# Information provided start
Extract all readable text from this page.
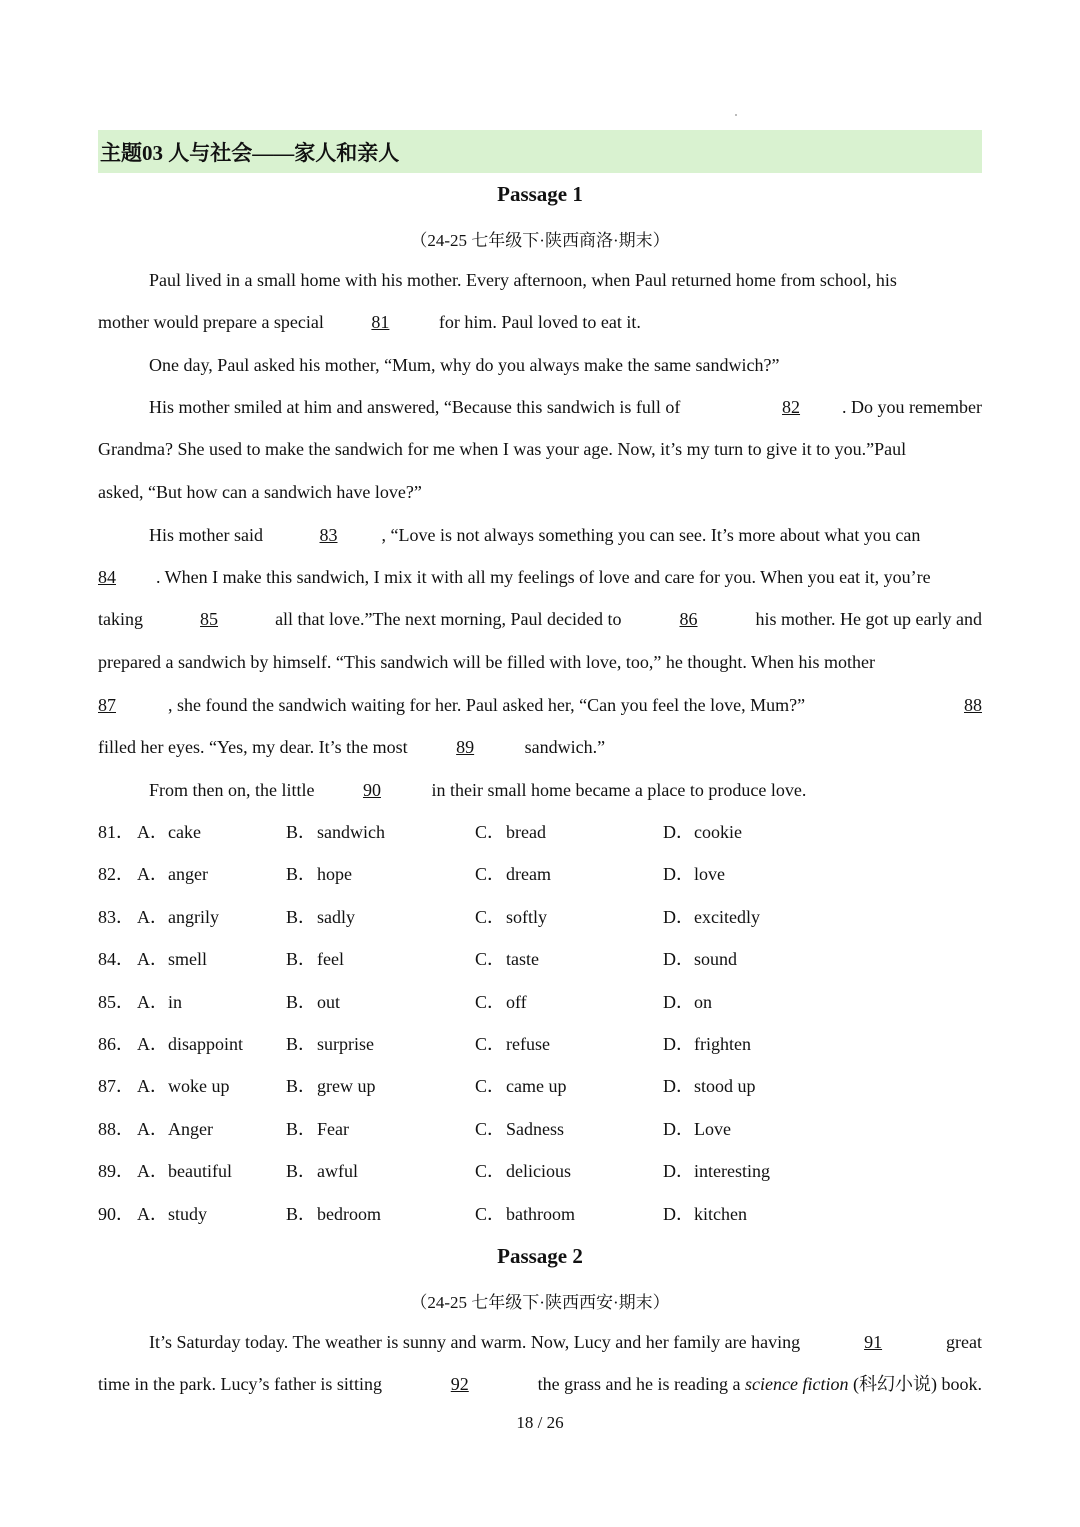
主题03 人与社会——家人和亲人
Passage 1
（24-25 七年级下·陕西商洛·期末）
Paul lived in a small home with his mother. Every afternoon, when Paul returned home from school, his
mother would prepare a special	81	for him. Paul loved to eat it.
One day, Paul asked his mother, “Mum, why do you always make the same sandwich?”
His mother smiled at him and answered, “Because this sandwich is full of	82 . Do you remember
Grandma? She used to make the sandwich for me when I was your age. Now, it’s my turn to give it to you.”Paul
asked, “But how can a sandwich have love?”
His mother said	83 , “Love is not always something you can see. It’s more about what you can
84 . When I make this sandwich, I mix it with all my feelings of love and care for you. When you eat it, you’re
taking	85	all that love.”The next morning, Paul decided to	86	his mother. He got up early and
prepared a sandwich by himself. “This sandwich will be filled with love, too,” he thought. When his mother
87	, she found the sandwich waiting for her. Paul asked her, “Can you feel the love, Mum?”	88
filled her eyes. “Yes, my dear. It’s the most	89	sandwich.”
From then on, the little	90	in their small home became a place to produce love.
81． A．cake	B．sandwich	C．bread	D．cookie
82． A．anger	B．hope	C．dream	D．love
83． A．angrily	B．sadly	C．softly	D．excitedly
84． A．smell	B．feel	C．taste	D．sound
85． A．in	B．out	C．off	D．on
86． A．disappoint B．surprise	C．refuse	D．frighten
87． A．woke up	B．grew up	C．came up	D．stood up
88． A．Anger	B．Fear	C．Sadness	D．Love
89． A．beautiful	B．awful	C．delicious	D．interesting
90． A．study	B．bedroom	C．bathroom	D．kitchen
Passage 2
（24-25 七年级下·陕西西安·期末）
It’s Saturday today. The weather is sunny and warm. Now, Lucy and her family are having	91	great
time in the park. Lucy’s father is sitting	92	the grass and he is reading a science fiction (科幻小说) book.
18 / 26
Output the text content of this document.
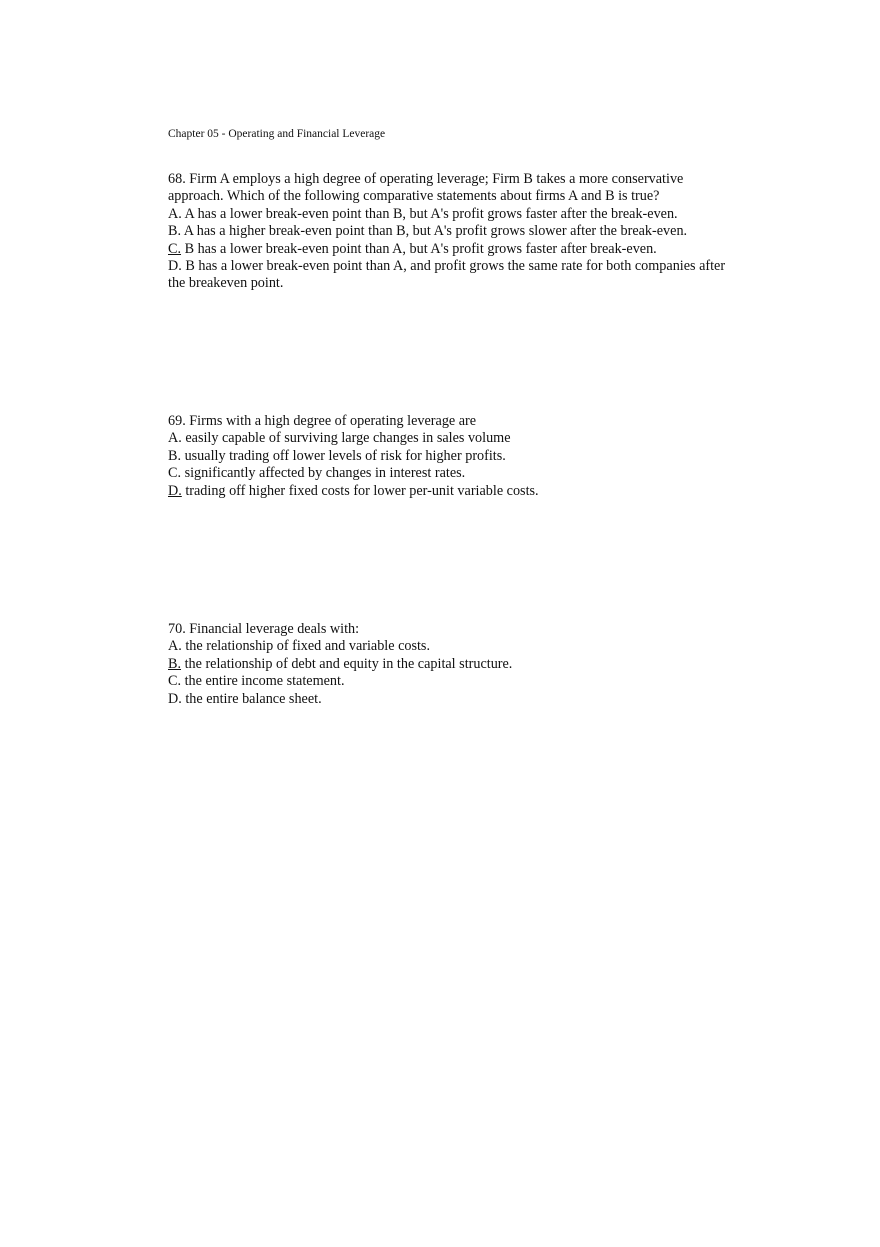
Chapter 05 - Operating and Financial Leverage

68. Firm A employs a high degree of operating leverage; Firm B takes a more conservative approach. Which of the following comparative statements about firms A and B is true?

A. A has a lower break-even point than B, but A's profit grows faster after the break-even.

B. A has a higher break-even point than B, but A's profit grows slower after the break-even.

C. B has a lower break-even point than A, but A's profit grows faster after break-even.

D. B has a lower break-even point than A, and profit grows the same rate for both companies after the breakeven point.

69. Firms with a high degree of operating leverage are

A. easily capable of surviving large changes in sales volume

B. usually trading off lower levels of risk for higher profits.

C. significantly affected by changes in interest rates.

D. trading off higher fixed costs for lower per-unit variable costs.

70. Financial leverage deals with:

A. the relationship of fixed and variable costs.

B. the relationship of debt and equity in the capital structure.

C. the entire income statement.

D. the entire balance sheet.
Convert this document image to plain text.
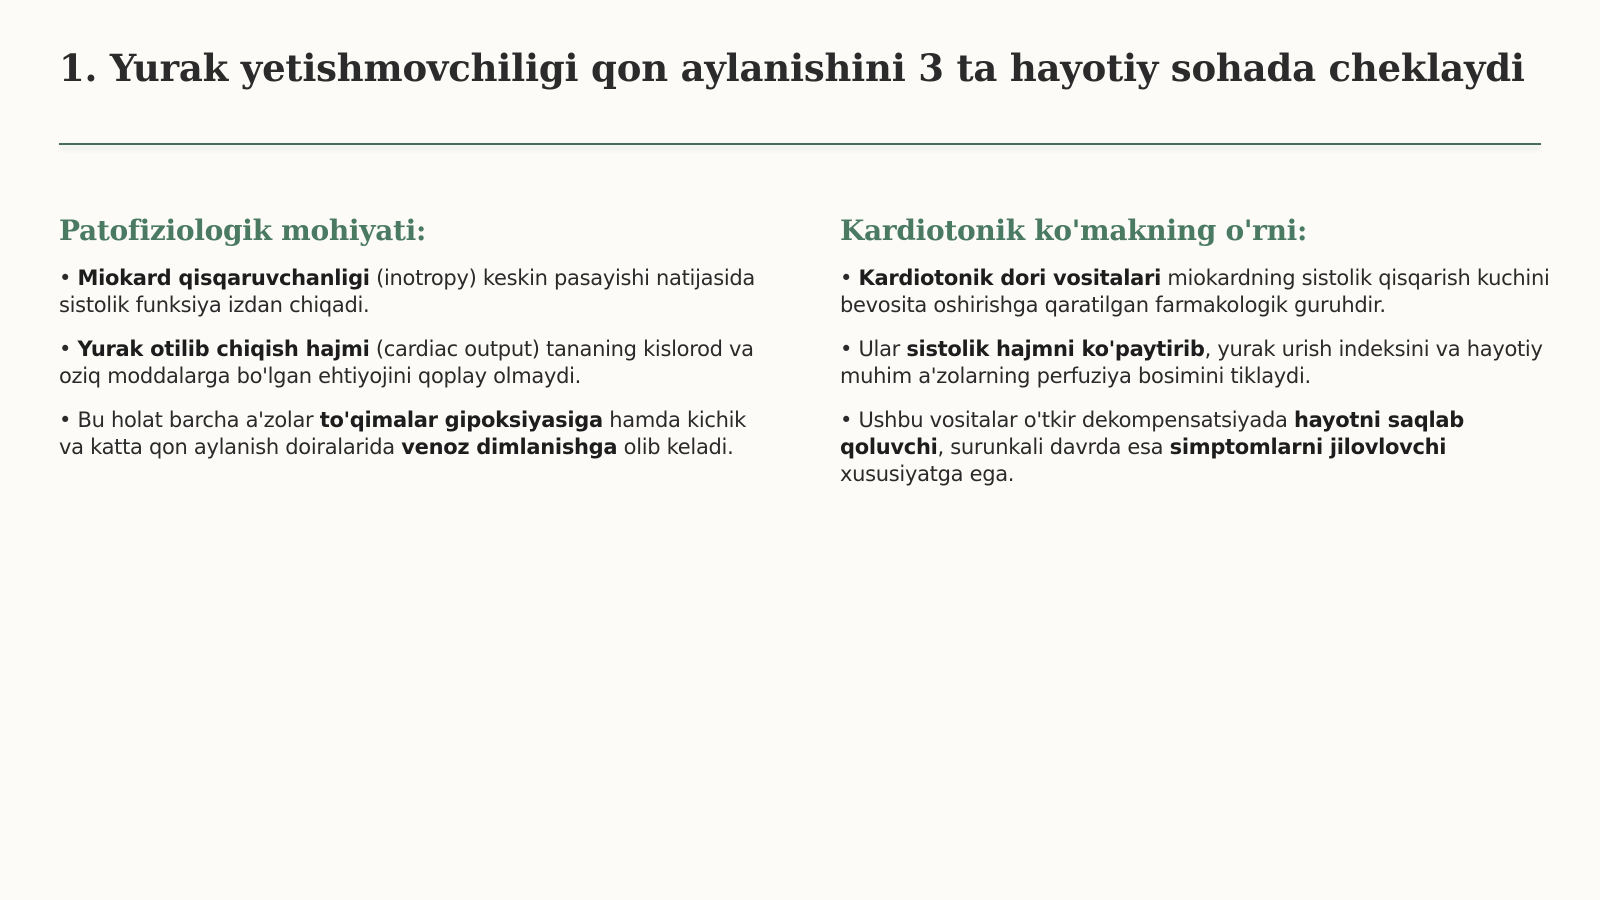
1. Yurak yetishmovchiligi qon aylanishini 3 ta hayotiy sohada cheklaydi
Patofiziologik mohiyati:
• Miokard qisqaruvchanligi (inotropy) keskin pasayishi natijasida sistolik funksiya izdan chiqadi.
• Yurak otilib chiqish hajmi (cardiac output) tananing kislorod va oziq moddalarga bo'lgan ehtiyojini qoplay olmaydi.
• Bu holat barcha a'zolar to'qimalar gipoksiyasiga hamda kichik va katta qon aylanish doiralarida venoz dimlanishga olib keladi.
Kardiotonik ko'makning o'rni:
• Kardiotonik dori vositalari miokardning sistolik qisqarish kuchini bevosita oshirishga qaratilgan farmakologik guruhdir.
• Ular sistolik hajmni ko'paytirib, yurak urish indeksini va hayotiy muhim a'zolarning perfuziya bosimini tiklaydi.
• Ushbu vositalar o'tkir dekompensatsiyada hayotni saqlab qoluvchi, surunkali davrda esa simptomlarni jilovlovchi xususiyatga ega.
# Information provided end
__What this task involves__. With the pictures omitted, reproduce the records in full and exactly.

__Solution__.
Extract all readable text from this page.
主题03 人与社会——家人和亲人
Passage 1
（24-25 七年级下·陕西商洛·期末）
Paul lived in a small home with his mother. Every afternoon, when Paul returned home from school, his
mother would prepare a special	81	for him. Paul loved to eat it.
One day, Paul asked his mother, “Mum, why do you always make the same sandwich?”
His mother smiled at him and answered, “Because this sandwich is full of	82 . Do you remember
Grandma? She used to make the sandwich for me when I was your age. Now, it’s my turn to give it to you.”Paul
asked, “But how can a sandwich have love?”
His mother said	83 , “Love is not always something you can see. It’s more about what you can
84 . When I make this sandwich, I mix it with all my feelings of love and care for you. When you eat it, you’re
taking	85	all that love.”The next morning, Paul decided to	86	his mother. He got up early and
prepared a sandwich by himself. “This sandwich will be filled with love, too,” he thought. When his mother
87	, she found the sandwich waiting for her. Paul asked her, “Can you feel the love, Mum?”	88
filled her eyes. “Yes, my dear. It’s the most	89	sandwich.”
From then on, the little	90	in their small home became a place to produce love.
81． A．cake	B．sandwich	C．bread	D．cookie
82． A．anger	B．hope	C．dream	D．love
83． A．angrily	B．sadly	C．softly	D．excitedly
84． A．smell	B．feel	C．taste	D．sound
85． A．in	B．out	C．off	D．on
86． A．disappoint B．surprise	C．refuse	D．frighten
87． A．woke up	B．grew up	C．came up	D．stood up
88． A．Anger	B．Fear	C．Sadness	D．Love
89． A．beautiful	B．awful	C．delicious	D．interesting
90． A．study	B．bedroom	C．bathroom	D．kitchen
Passage 2
（24-25 七年级下·陕西西安·期末）
It’s Saturday today. The weather is sunny and warm. Now, Lucy and her family are having	91	great
time in the park. Lucy’s father is sitting	92	the grass and he is reading a science fiction (科幻小说) book.
18 / 26
Output the text content of this document.
Chapter 05 - Operating and Financial Leverage

68. Firm A employs a high degree of operating leverage; Firm B takes a more conservative approach. Which of the following comparative statements about firms A and B is true?

A. A has a lower break-even point than B, but A's profit grows faster after the break-even.

B. A has a higher break-even point than B, but A's profit grows slower after the break-even.

C. B has a lower break-even point than A, but A's profit grows faster after break-even.

D. B has a lower break-even point than A, and profit grows the same rate for both companies after the breakeven point.

69. Firms with a high degree of operating leverage are

A. easily capable of surviving large changes in sales volume

B. usually trading off lower levels of risk for higher profits.

C. significantly affected by changes in interest rates.

D. trading off higher fixed costs for lower per-unit variable costs.

70. Financial leverage deals with:

A. the relationship of fixed and variable costs.

B. the relationship of debt and equity in the capital structure.

C. the entire income statement.

D. the entire balance sheet.
Convert this document image to plain text.
1. Yurak yetishmovchiligi qon aylanishini 3 ta hayotiy sohada cheklaydi
Patofiziologik mohiyati:
• Miokard qisqaruvchanligi (inotropy) keskin pasayishi natijasida sistolik funksiya izdan chiqadi.
• Yurak otilib chiqish hajmi (cardiac output) tananing kislorod va oziq moddalarga bo'lgan ehtiyojini qoplay olmaydi.
• Bu holat barcha a'zolar to'qimalar gipoksiyasiga hamda kichik va katta qon aylanish doiralarida venoz dimlanishga olib keladi.
Kardiotonik ko'makning o'rni:
• Kardiotonik dori vositalari miokardning sistolik qisqarish kuchini bevosita oshirishga qaratilgan farmakologik guruhdir.
• Ular sistolik hajmni ko'paytirib, yurak urish indeksini va hayotiy muhim a'zolarning perfuziya bosimini tiklaydi.
• Ushbu vositalar o'tkir dekompensatsiyada hayotni saqlab qoluvchi, surunkali davrda esa simptomlarni jilovlovchi xususiyatga ega.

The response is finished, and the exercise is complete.